Given records:

/---

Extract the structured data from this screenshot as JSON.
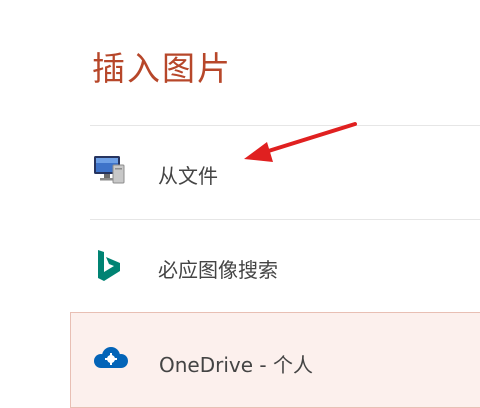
{
  "dialog": {
    "title": "插入图片",
    "options": [
      {
        "label": "从文件",
        "icon": "computer-icon"
      },
      {
        "label": "必应图像搜索",
        "icon": "bing-icon"
      },
      {
        "label": "OneDrive - 个人",
        "icon": "onedrive-icon"
      }
    ]
  },
  "colors": {
    "title": "#b7472a",
    "annotation_arrow": "#e02020",
    "bing": "#008373",
    "onedrive": "#0364b8"
  }
}
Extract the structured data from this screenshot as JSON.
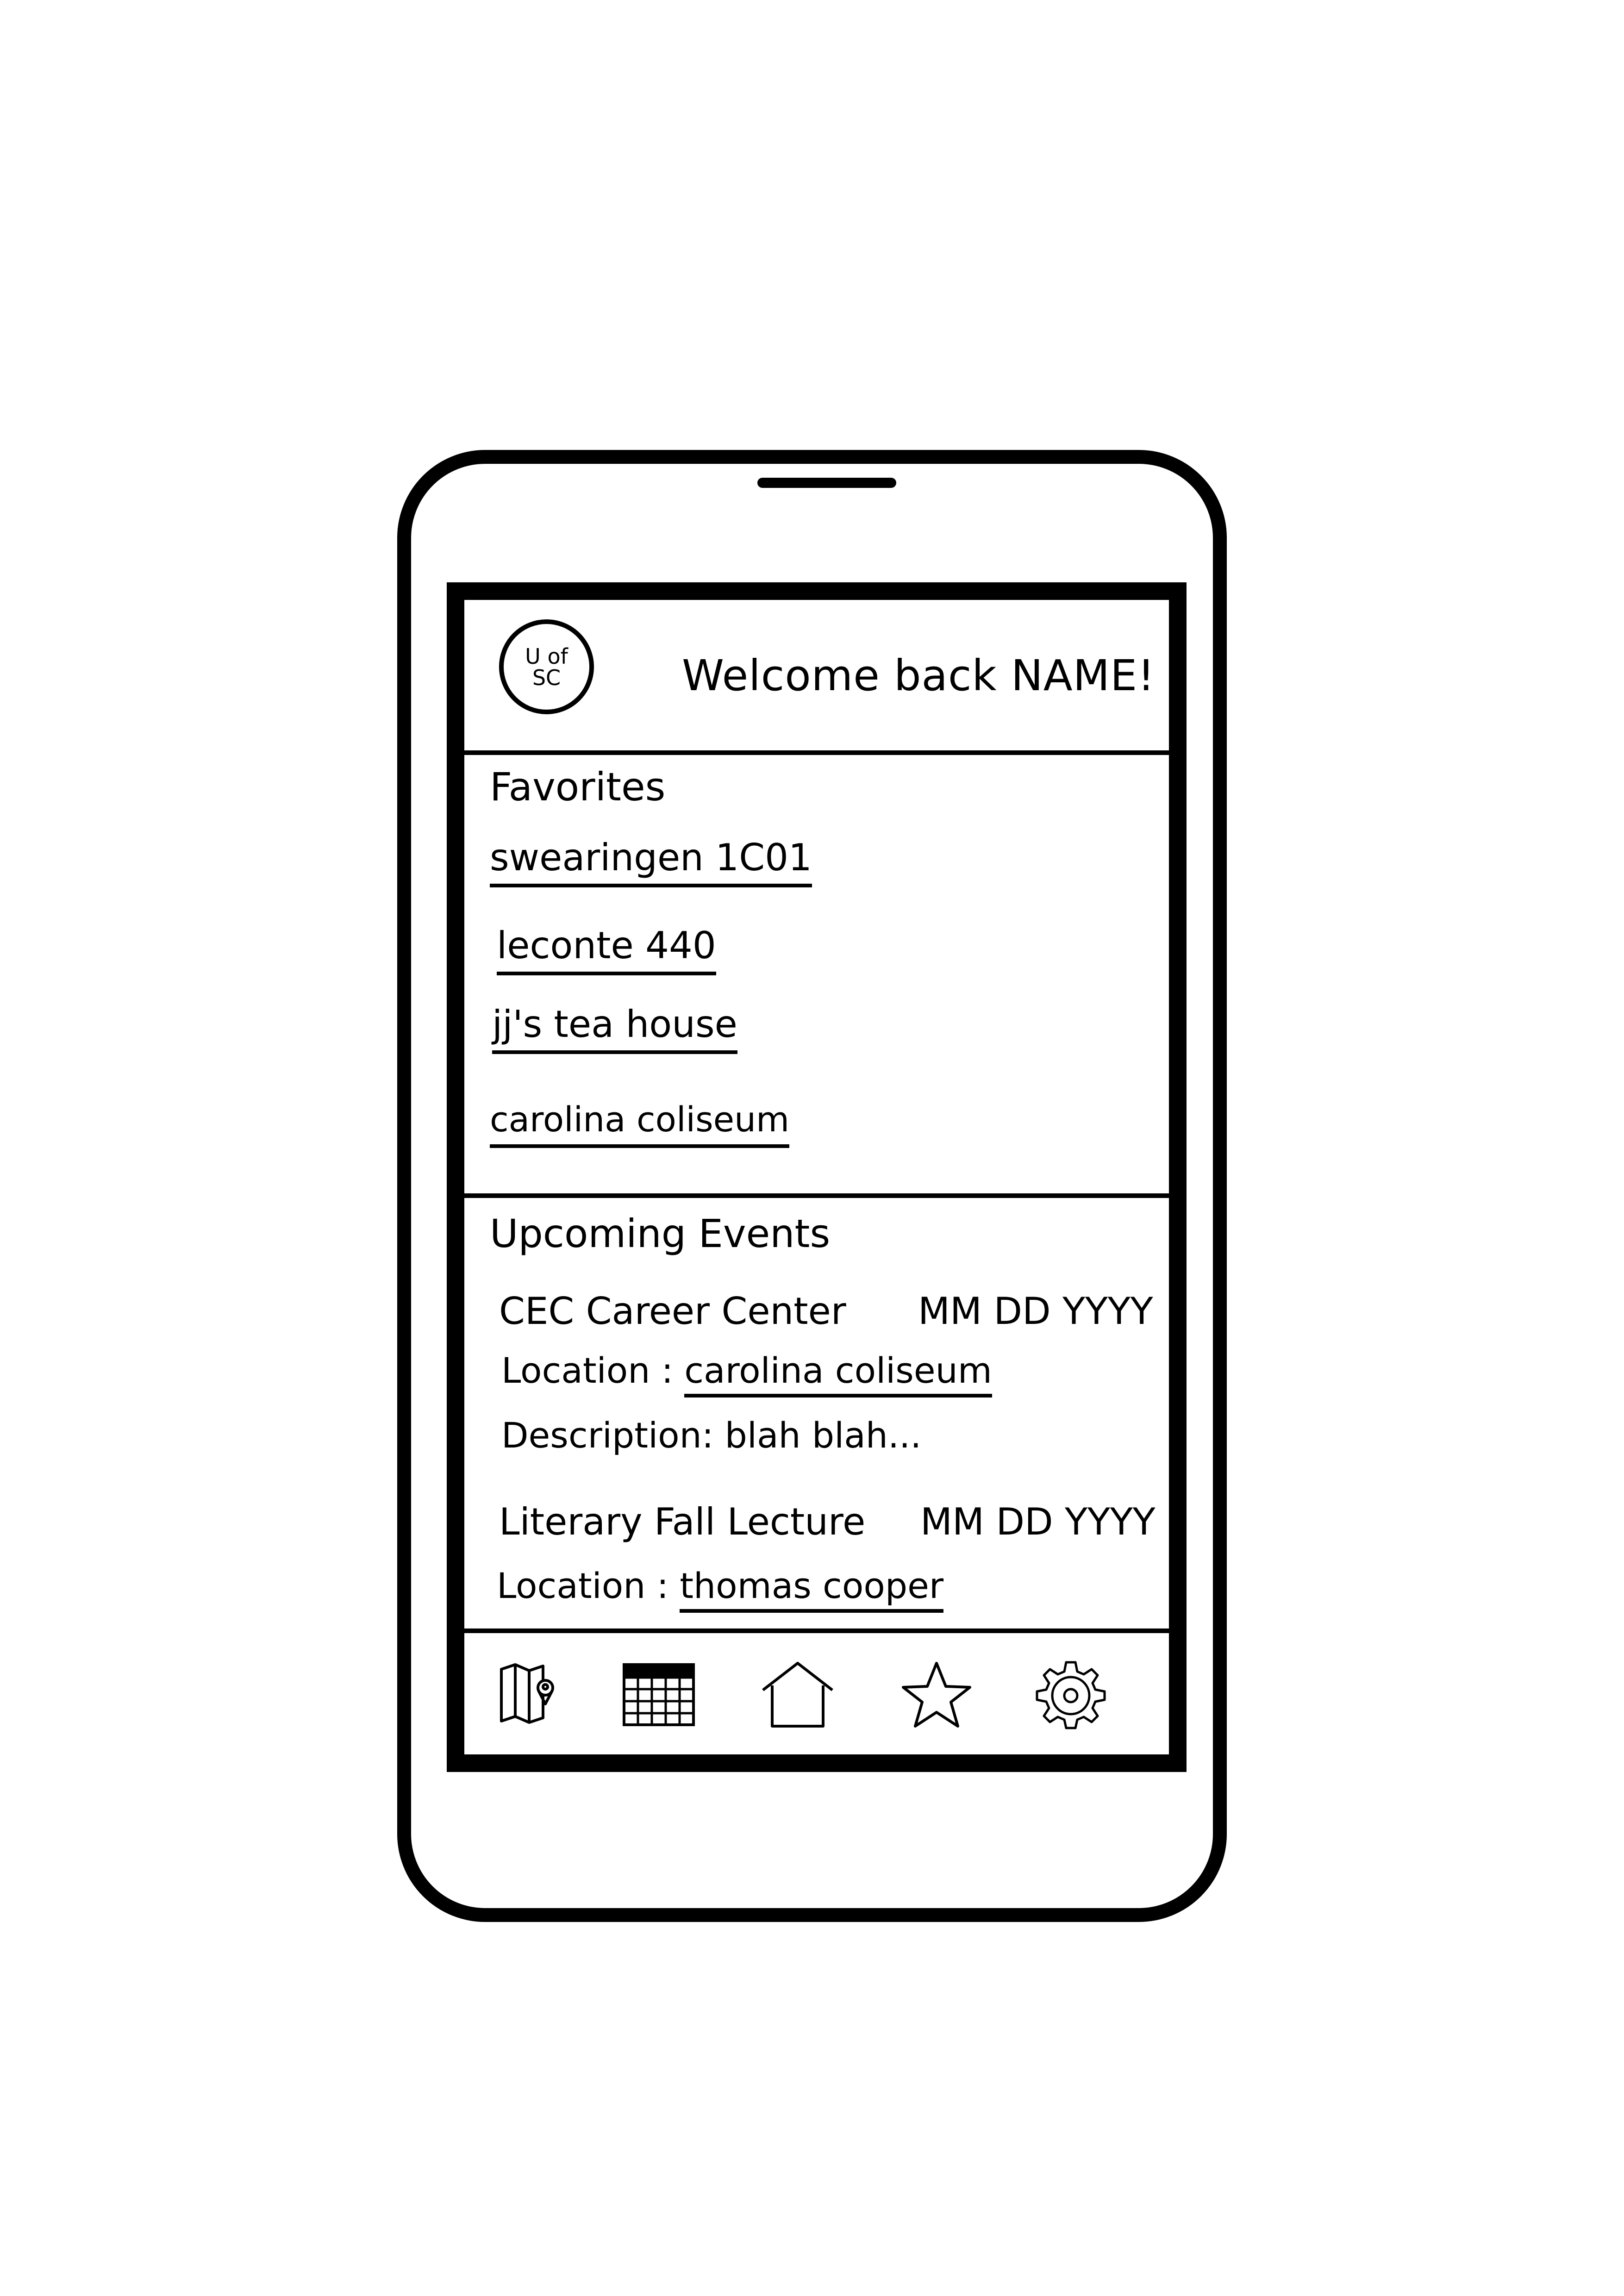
{
  "header": {
    "logo_line1": "U of",
    "logo_line2": "SC",
    "welcome": "Welcome back NAME!"
  },
  "favorites": {
    "title": "Favorites",
    "items": [
      "swearingen 1C01",
      "leconte 440",
      "jj's tea house",
      "carolina coliseum"
    ]
  },
  "events": {
    "title": "Upcoming Events",
    "items": [
      {
        "name": "CEC Career Center",
        "date": "MM DD YYYY",
        "location_label": "Location :",
        "location": "carolina coliseum",
        "description_label": "Description:",
        "description": "blah blah..."
      },
      {
        "name": "Literary Fall Lecture",
        "date": "MM DD YYYY",
        "location_label": "Location :",
        "location": "thomas cooper"
      }
    ]
  },
  "nav": {
    "icons": [
      "map-icon",
      "calendar-icon",
      "home-icon",
      "star-icon",
      "gear-icon"
    ]
  }
}
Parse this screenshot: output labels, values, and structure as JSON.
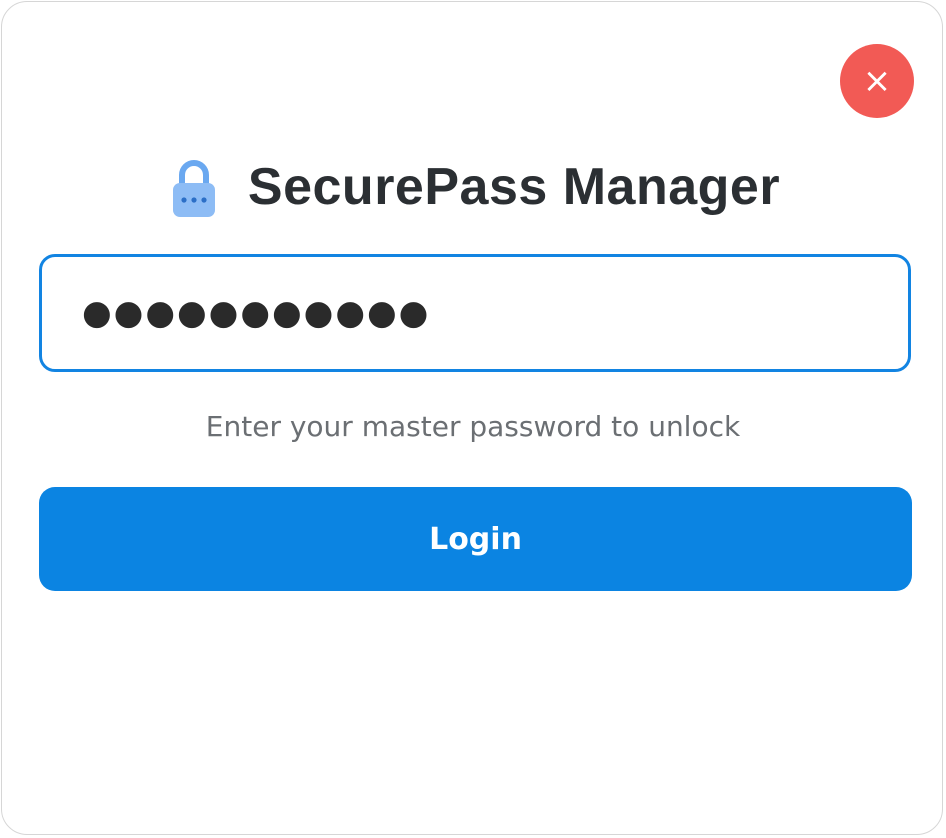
{
  "app": {
    "title": "SecurePass Manager",
    "lock_icon": "lock-icon",
    "close_icon": "close-icon",
    "close_glyph": "×"
  },
  "password": {
    "value": "●●●●●●●●●●●",
    "type": "password"
  },
  "hint": "Enter your master password to unlock",
  "login": {
    "label": "Login"
  },
  "colors": {
    "accent": "#0b84e2",
    "close": "#f25a55",
    "title": "#2b2f33"
  }
}
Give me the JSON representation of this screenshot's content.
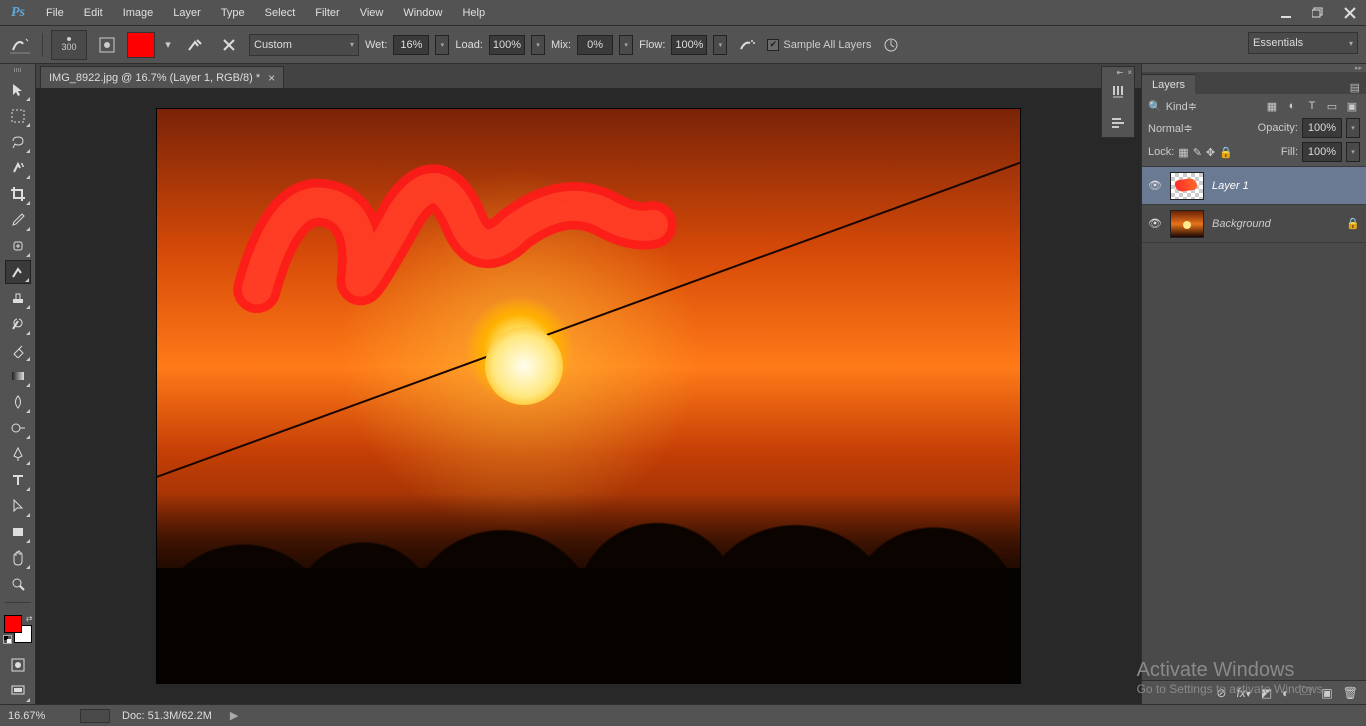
{
  "app": {
    "logo_text": "Ps"
  },
  "menu": [
    "File",
    "Edit",
    "Image",
    "Layer",
    "Type",
    "Select",
    "Filter",
    "View",
    "Window",
    "Help"
  ],
  "options": {
    "brush_size": "300",
    "swatch_color": "#ff0000",
    "preset": "Custom",
    "wet_label": "Wet:",
    "wet_value": "16%",
    "load_label": "Load:",
    "load_value": "100%",
    "mix_label": "Mix:",
    "mix_value": "0%",
    "flow_label": "Flow:",
    "flow_value": "100%",
    "sample_label": "Sample All Layers",
    "workspace": "Essentials"
  },
  "document": {
    "tab_title": "IMG_8922.jpg @ 16.7% (Layer 1, RGB/8) *"
  },
  "layers_panel": {
    "title": "Layers",
    "filter_kind": "Kind",
    "blend_mode": "Normal",
    "opacity_label": "Opacity:",
    "opacity_value": "100%",
    "lock_label": "Lock:",
    "fill_label": "Fill:",
    "fill_value": "100%",
    "layers": [
      {
        "name": "Layer 1",
        "locked": false,
        "selected": true,
        "thumb": "checker"
      },
      {
        "name": "Background",
        "locked": true,
        "selected": false,
        "thumb": "sunset"
      }
    ]
  },
  "status": {
    "zoom": "16.67%",
    "doc_info": "Doc: 51.3M/62.2M"
  },
  "watermark": {
    "line1": "Activate Windows",
    "line2": "Go to Settings to activate Windows."
  }
}
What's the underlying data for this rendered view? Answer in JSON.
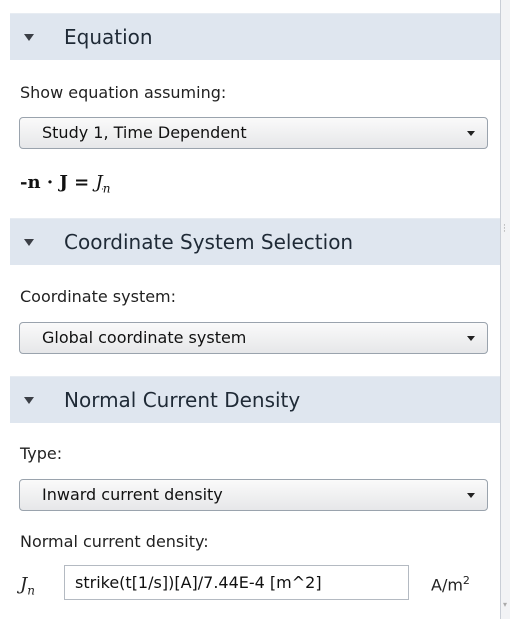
{
  "sections": {
    "equation": {
      "title": "Equation",
      "show_label": "Show equation assuming:",
      "study_value": "Study 1, Time Dependent",
      "eq_lhs": "-n · J = ",
      "eq_rhs_symbol": "J",
      "eq_rhs_sub": "n"
    },
    "coordinate": {
      "title": "Coordinate System Selection",
      "label": "Coordinate system:",
      "value": "Global coordinate system"
    },
    "normal_current": {
      "title": "Normal Current Density",
      "type_label": "Type:",
      "type_value": "Inward current density",
      "density_label": "Normal current density:",
      "symbol": "J",
      "symbol_sub": "n",
      "expression": "strike(t[1/s])[A]/7.44E-4  [m^2]",
      "unit_base": "A/m",
      "unit_exp": "2"
    }
  },
  "icons": {
    "collapse": "triangle-down-icon",
    "dropdown": "chevron-down-icon"
  },
  "colors": {
    "header_bg": "#dfe6ef",
    "panel_bg": "#ffffff"
  }
}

\---

What you have to do: All of the data above should be transcribed verbatim, with pictures omitted.

Solution:
Extract the structured data from this screenshot as JSON.
{
  "dialog": {
    "title": "插入图片",
    "options": [
      {
        "label": "从文件",
        "icon": "computer-icon"
      },
      {
        "label": "必应图像搜索",
        "icon": "bing-icon"
      },
      {
        "label": "OneDrive - 个人",
        "icon": "onedrive-icon"
      }
    ]
  },
  "colors": {
    "title": "#b7472a",
    "annotation_arrow": "#e02020",
    "bing": "#008373",
    "onedrive": "#0364b8"
  }
}
Extract the structured data from this screenshot as JSON.
{
  "header": {
    "logo_line1": "U of",
    "logo_line2": "SC",
    "welcome": "Welcome back NAME!"
  },
  "favorites": {
    "title": "Favorites",
    "items": [
      "swearingen 1C01",
      "leconte 440",
      "jj's tea house",
      "carolina coliseum"
    ]
  },
  "events": {
    "title": "Upcoming Events",
    "items": [
      {
        "name": "CEC Career Center",
        "date": "MM DD YYYY",
        "location_label": "Location :",
        "location": "carolina coliseum",
        "description_label": "Description:",
        "description": "blah blah..."
      },
      {
        "name": "Literary Fall Lecture",
        "date": "MM DD YYYY",
        "location_label": "Location :",
        "location": "thomas cooper"
      }
    ]
  },
  "nav": {
    "icons": [
      "map-icon",
      "calendar-icon",
      "home-icon",
      "star-icon",
      "gear-icon"
    ]
  }
}
Parse this screenshot: output labels, values, and structure as JSON.
{
  "app": {
    "title": "SecurePass Manager",
    "lock_icon": "lock-icon",
    "close_icon": "close-icon",
    "close_glyph": "×"
  },
  "password": {
    "value": "●●●●●●●●●●●",
    "type": "password"
  },
  "hint": "Enter your master password to unlock",
  "login": {
    "label": "Login"
  },
  "colors": {
    "accent": "#0b84e2",
    "close": "#f25a55",
    "title": "#2b2f33"
  }
}
Give me the JSON representation of this screenshot's content.
{
  "app": {
    "logo_text": "Ps"
  },
  "menu": [
    "File",
    "Edit",
    "Image",
    "Layer",
    "Type",
    "Select",
    "Filter",
    "View",
    "Window",
    "Help"
  ],
  "options": {
    "brush_size": "300",
    "swatch_color": "#ff0000",
    "preset": "Custom",
    "wet_label": "Wet:",
    "wet_value": "16%",
    "load_label": "Load:",
    "load_value": "100%",
    "mix_label": "Mix:",
    "mix_value": "0%",
    "flow_label": "Flow:",
    "flow_value": "100%",
    "sample_label": "Sample All Layers",
    "workspace": "Essentials"
  },
  "document": {
    "tab_title": "IMG_8922.jpg @ 16.7% (Layer 1, RGB/8) *"
  },
  "layers_panel": {
    "title": "Layers",
    "filter_kind": "Kind",
    "blend_mode": "Normal",
    "opacity_label": "Opacity:",
    "opacity_value": "100%",
    "lock_label": "Lock:",
    "fill_label": "Fill:",
    "fill_value": "100%",
    "layers": [
      {
        "name": "Layer 1",
        "locked": false,
        "selected": true,
        "thumb": "checker"
      },
      {
        "name": "Background",
        "locked": true,
        "selected": false,
        "thumb": "sunset"
      }
    ]
  },
  "status": {
    "zoom": "16.67%",
    "doc_info": "Doc: 51.3M/62.2M"
  },
  "watermark": {
    "line1": "Activate Windows",
    "line2": "Go to Settings to activate Windows."
  }
}
What's the underlying data for this rendered view? Answer in JSON.
{
  "sections": {
    "equation": {
      "title": "Equation",
      "show_label": "Show equation assuming:",
      "study_value": "Study 1, Time Dependent",
      "eq_lhs": "-n · J = ",
      "eq_rhs_symbol": "J",
      "eq_rhs_sub": "n"
    },
    "coordinate": {
      "title": "Coordinate System Selection",
      "label": "Coordinate system:",
      "value": "Global coordinate system"
    },
    "normal_current": {
      "title": "Normal Current Density",
      "type_label": "Type:",
      "type_value": "Inward current density",
      "density_label": "Normal current density:",
      "symbol": "J",
      "symbol_sub": "n",
      "expression": "strike(t[1/s])[A]/7.44E-4  [m^2]",
      "unit_base": "A/m",
      "unit_exp": "2"
    }
  },
  "icons": {
    "collapse": "triangle-down-icon",
    "dropdown": "chevron-down-icon"
  },
  "colors": {
    "header_bg": "#dfe6ef",
    "panel_bg": "#ffffff"
  }
}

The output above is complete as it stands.